» WHAT TO WORK ON: Scan the records and identify every line in which the string "values" occurs, then return those lines.

[Figure record extracts]
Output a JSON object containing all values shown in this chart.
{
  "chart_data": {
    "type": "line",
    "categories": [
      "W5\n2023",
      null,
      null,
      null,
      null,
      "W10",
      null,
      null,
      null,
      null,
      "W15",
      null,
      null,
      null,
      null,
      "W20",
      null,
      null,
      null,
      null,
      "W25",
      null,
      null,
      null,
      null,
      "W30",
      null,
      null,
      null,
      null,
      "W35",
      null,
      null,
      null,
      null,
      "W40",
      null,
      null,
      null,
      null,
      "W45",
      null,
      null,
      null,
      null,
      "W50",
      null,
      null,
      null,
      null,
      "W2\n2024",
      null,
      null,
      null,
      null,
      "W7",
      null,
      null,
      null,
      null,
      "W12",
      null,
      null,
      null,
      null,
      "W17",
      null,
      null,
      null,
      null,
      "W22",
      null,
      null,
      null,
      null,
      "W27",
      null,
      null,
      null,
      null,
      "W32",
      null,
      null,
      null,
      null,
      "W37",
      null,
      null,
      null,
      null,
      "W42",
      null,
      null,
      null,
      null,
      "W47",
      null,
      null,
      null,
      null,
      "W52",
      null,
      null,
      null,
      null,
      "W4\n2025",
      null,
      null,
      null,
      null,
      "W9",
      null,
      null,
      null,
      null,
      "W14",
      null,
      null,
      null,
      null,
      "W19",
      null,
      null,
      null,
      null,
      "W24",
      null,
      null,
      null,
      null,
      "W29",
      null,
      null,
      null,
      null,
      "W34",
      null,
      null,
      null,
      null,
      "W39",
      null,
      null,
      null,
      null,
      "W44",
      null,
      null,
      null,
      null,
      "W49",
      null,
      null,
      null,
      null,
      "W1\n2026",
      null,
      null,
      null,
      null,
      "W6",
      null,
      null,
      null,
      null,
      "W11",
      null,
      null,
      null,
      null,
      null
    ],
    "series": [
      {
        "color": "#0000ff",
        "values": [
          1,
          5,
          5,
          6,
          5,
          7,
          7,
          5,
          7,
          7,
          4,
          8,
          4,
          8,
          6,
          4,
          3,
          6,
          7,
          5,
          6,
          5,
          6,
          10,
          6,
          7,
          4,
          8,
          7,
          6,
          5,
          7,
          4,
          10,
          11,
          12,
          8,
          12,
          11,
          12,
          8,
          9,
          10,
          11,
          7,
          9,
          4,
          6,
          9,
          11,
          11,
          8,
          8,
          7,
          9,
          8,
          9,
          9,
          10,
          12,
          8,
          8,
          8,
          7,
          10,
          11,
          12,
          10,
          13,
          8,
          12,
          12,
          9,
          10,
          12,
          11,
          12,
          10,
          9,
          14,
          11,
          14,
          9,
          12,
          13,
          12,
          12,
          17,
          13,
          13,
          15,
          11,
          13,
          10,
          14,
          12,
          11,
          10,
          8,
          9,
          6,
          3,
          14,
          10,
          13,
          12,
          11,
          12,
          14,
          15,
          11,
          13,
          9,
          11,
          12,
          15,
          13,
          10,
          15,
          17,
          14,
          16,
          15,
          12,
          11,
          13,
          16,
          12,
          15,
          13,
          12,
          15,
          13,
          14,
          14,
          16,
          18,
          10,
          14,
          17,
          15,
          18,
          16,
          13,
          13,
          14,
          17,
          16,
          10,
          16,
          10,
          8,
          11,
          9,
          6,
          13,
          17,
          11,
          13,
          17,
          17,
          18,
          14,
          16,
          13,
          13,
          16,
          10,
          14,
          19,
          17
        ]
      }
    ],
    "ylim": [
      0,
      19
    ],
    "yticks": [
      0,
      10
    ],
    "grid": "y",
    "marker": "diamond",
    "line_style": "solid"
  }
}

» TASK OUTPUT:
Output a JSON object containing all values shown in this chart.
        "values": [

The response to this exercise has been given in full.